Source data

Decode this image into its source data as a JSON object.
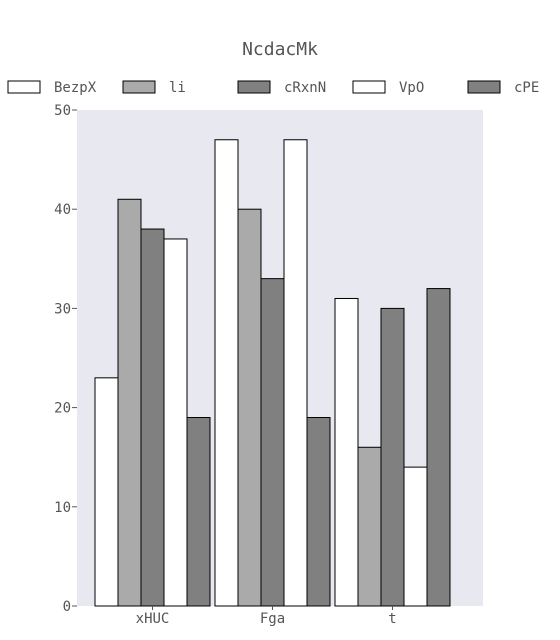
{
  "chart_data": {
    "type": "bar",
    "title": "NcdacMk",
    "xlabel": "",
    "ylabel": "",
    "categories": [
      "xHUC",
      "Fga",
      "t"
    ],
    "ylim": [
      0,
      50
    ],
    "yticks": [
      0,
      10,
      20,
      30,
      40,
      50
    ],
    "grid": false,
    "legend_position": "top",
    "plot_background": "#e8e8f0",
    "series": [
      {
        "name": "BezpX",
        "values": [
          23,
          47,
          31
        ],
        "color": "#ffffff"
      },
      {
        "name": "li",
        "values": [
          41,
          40,
          16
        ],
        "color": "#aaaaaa"
      },
      {
        "name": "cRxnN",
        "values": [
          38,
          33,
          30
        ],
        "color": "#808080"
      },
      {
        "name": "VpO",
        "values": [
          37,
          47,
          14
        ],
        "color": "#ffffff"
      },
      {
        "name": "cPE",
        "values": [
          19,
          19,
          32
        ],
        "color": "#808080"
      }
    ]
  }
}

- INSTRUCTIONS FOR THE TASK -
Check each line of the data above for the string "name", then report how many lines have it, with no other words.

- COMPLETED TASK -
5